◆ **DIRECTIONS**: Exact copies of all the records are to be output.

++++

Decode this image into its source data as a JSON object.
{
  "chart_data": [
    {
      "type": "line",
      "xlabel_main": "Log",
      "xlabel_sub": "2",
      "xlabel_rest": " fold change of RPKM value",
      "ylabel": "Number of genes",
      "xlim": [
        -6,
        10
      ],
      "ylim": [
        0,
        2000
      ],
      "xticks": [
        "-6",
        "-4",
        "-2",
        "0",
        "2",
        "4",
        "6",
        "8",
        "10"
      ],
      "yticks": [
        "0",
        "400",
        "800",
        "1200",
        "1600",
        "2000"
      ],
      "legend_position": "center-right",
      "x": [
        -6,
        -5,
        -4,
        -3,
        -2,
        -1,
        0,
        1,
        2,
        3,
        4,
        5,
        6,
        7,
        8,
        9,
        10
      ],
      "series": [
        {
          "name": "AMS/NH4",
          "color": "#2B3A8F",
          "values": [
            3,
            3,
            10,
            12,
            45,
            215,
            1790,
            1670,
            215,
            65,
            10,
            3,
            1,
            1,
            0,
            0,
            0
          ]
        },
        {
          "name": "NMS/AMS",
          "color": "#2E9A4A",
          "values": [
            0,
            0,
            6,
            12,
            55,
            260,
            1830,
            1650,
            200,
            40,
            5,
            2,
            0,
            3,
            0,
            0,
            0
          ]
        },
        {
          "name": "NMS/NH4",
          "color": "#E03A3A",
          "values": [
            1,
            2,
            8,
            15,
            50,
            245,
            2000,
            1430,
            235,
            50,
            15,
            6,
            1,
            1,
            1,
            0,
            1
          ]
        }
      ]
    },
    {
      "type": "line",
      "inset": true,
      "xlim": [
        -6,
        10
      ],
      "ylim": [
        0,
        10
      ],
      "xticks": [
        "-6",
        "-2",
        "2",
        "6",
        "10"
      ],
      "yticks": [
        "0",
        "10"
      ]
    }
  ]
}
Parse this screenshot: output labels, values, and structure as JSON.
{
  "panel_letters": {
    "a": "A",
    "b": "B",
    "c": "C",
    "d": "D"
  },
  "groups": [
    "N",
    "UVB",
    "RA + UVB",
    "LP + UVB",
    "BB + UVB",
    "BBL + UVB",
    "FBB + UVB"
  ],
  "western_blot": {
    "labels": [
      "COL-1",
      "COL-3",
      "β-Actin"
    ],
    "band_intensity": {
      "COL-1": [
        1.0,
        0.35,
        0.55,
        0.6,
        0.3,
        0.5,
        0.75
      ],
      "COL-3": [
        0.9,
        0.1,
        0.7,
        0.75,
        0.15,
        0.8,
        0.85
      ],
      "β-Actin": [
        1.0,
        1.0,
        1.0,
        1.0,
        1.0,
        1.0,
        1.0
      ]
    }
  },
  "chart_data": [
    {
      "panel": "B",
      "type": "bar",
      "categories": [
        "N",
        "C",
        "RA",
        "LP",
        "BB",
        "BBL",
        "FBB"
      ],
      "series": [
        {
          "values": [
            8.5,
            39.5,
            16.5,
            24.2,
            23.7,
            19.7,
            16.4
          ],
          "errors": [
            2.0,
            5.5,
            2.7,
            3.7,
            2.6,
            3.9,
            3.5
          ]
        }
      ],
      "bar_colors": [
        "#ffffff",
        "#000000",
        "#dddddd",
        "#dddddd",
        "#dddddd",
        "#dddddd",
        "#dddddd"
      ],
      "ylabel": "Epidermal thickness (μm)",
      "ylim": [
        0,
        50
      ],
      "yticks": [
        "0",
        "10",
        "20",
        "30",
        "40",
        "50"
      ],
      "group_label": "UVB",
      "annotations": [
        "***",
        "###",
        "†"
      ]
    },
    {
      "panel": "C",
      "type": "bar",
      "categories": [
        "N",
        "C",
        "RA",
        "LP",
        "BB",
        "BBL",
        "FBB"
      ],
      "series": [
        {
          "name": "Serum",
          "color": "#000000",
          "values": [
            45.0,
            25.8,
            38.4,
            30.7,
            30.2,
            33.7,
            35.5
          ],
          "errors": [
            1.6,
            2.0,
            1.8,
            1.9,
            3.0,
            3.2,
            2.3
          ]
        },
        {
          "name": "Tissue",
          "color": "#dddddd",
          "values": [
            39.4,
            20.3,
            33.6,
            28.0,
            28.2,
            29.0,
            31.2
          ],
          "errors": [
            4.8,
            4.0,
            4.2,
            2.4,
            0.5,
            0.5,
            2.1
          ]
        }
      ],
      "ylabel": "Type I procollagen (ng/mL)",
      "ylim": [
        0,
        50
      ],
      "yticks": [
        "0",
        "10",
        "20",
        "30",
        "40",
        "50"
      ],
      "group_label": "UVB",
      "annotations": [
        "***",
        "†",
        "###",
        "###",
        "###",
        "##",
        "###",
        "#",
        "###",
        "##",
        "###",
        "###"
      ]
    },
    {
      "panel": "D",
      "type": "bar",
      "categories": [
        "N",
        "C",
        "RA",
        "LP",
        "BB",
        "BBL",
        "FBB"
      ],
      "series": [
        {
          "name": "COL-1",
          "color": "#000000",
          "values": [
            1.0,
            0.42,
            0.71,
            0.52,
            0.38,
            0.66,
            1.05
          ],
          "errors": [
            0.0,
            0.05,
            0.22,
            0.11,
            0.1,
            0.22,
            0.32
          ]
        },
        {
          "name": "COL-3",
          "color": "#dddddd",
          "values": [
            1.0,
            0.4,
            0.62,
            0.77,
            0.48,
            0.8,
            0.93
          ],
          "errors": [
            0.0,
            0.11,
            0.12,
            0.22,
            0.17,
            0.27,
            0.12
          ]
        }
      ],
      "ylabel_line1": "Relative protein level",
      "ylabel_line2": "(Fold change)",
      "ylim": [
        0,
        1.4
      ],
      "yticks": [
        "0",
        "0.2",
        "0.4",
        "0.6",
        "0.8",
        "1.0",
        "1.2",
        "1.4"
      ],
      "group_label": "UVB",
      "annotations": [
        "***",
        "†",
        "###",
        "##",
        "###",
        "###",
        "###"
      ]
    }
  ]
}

++++

◆ **ANSWER TO THIS EXERCISE**:
Decode this image into its source data as a JSON object.
{
  "chart_data": [
    {
      "type": "line",
      "xlabel_main": "Log",
      "xlabel_sub": "2",
      "xlabel_rest": " fold change of RPKM value",
      "ylabel": "Number of genes",
      "xlim": [
        -6,
        10
      ],
      "ylim": [
        0,
        2000
      ],
      "xticks": [
        "-6",
        "-4",
        "-2",
        "0",
        "2",
        "4",
        "6",
        "8",
        "10"
      ],
      "yticks": [
        "0",
        "400",
        "800",
        "1200",
        "1600",
        "2000"
      ],
      "legend_position": "center-right",
      "x": [
        -6,
        -5,
        -4,
        -3,
        -2,
        -1,
        0,
        1,
        2,
        3,
        4,
        5,
        6,
        7,
        8,
        9,
        10
      ],
      "series": [
        {
          "name": "AMS/NH4",
          "color": "#2B3A8F",
          "values": [
            3,
            3,
            10,
            12,
            45,
            215,
            1790,
            1670,
            215,
            65,
            10,
            3,
            1,
            1,
            0,
            0,
            0
          ]
        },
        {
          "name": "NMS/AMS",
          "color": "#2E9A4A",
          "values": [
            0,
            0,
            6,
            12,
            55,
            260,
            1830,
            1650,
            200,
            40,
            5,
            2,
            0,
            3,
            0,
            0,
            0
          ]
        },
        {
          "name": "NMS/NH4",
          "color": "#E03A3A",
          "values": [
            1,
            2,
            8,
            15,
            50,
            245,
            2000,
            1430,
            235,
            50,
            15,
            6,
            1,
            1,
            1,
            0,
            1
          ]
        }
      ]
    },
    {
      "type": "line",
      "inset": true,
      "xlim": [
        -6,
        10
      ],
      "ylim": [
        0,
        10
      ],
      "xticks": [
        "-6",
        "-2",
        "2",
        "6",
        "10"
      ],
      "yticks": [
        "0",
        "10"
      ]
    }
  ]
}
Parse this screenshot: output labels, values, and structure as JSON.
{
  "panel_letters": {
    "a": "A",
    "b": "B",
    "c": "C",
    "d": "D"
  },
  "groups": [
    "N",
    "UVB",
    "RA + UVB",
    "LP + UVB",
    "BB + UVB",
    "BBL + UVB",
    "FBB + UVB"
  ],
  "western_blot": {
    "labels": [
      "COL-1",
      "COL-3",
      "β-Actin"
    ],
    "band_intensity": {
      "COL-1": [
        1.0,
        0.35,
        0.55,
        0.6,
        0.3,
        0.5,
        0.75
      ],
      "COL-3": [
        0.9,
        0.1,
        0.7,
        0.75,
        0.15,
        0.8,
        0.85
      ],
      "β-Actin": [
        1.0,
        1.0,
        1.0,
        1.0,
        1.0,
        1.0,
        1.0
      ]
    }
  },
  "chart_data": [
    {
      "panel": "B",
      "type": "bar",
      "categories": [
        "N",
        "C",
        "RA",
        "LP",
        "BB",
        "BBL",
        "FBB"
      ],
      "series": [
        {
          "values": [
            8.5,
            39.5,
            16.5,
            24.2,
            23.7,
            19.7,
            16.4
          ],
          "errors": [
            2.0,
            5.5,
            2.7,
            3.7,
            2.6,
            3.9,
            3.5
          ]
        }
      ],
      "bar_colors": [
        "#ffffff",
        "#000000",
        "#dddddd",
        "#dddddd",
        "#dddddd",
        "#dddddd",
        "#dddddd"
      ],
      "ylabel": "Epidermal thickness (μm)",
      "ylim": [
        0,
        50
      ],
      "yticks": [
        "0",
        "10",
        "20",
        "30",
        "40",
        "50"
      ],
      "group_label": "UVB",
      "annotations": [
        "***",
        "###",
        "†"
      ]
    },
    {
      "panel": "C",
      "type": "bar",
      "categories": [
        "N",
        "C",
        "RA",
        "LP",
        "BB",
        "BBL",
        "FBB"
      ],
      "series": [
        {
          "name": "Serum",
          "color": "#000000",
          "values": [
            45.0,
            25.8,
            38.4,
            30.7,
            30.2,
            33.7,
            35.5
          ],
          "errors": [
            1.6,
            2.0,
            1.8,
            1.9,
            3.0,
            3.2,
            2.3
          ]
        },
        {
          "name": "Tissue",
          "color": "#dddddd",
          "values": [
            39.4,
            20.3,
            33.6,
            28.0,
            28.2,
            29.0,
            31.2
          ],
          "errors": [
            4.8,
            4.0,
            4.2,
            2.4,
            0.5,
            0.5,
            2.1
          ]
        }
      ],
      "ylabel": "Type I procollagen (ng/mL)",
      "ylim": [
        0,
        50
      ],
      "yticks": [
        "0",
        "10",
        "20",
        "30",
        "40",
        "50"
      ],
      "group_label": "UVB",
      "annotations": [
        "***",
        "†",
        "###",
        "###",
        "###",
        "##",
        "###",
        "#",
        "###",
        "##",
        "###",
        "###"
      ]
    },
    {
      "panel": "D",
      "type": "bar",
      "categories": [
        "N",
        "C",
        "RA",
        "LP",
        "BB",
        "BBL",
        "FBB"
      ],
      "series": [
        {
          "name": "COL-1",
          "color": "#000000",
          "values": [
            1.0,
            0.42,
            0.71,
            0.52,
            0.38,
            0.66,
            1.05
          ],
          "errors": [
            0.0,
            0.05,
            0.22,
            0.11,
            0.1,
            0.22,
            0.32
          ]
        },
        {
          "name": "COL-3",
          "color": "#dddddd",
          "values": [
            1.0,
            0.4,
            0.62,
            0.77,
            0.48,
            0.8,
            0.93
          ],
          "errors": [
            0.0,
            0.11,
            0.12,
            0.22,
            0.17,
            0.27,
            0.12
          ]
        }
      ],
      "ylabel_line1": "Relative protein level",
      "ylabel_line2": "(Fold change)",
      "ylim": [
        0,
        1.4
      ],
      "yticks": [
        "0",
        "0.2",
        "0.4",
        "0.6",
        "0.8",
        "1.0",
        "1.2",
        "1.4"
      ],
      "group_label": "UVB",
      "annotations": [
        "***",
        "†",
        "###",
        "##",
        "###",
        "###",
        "###"
      ]
    }
  ]
}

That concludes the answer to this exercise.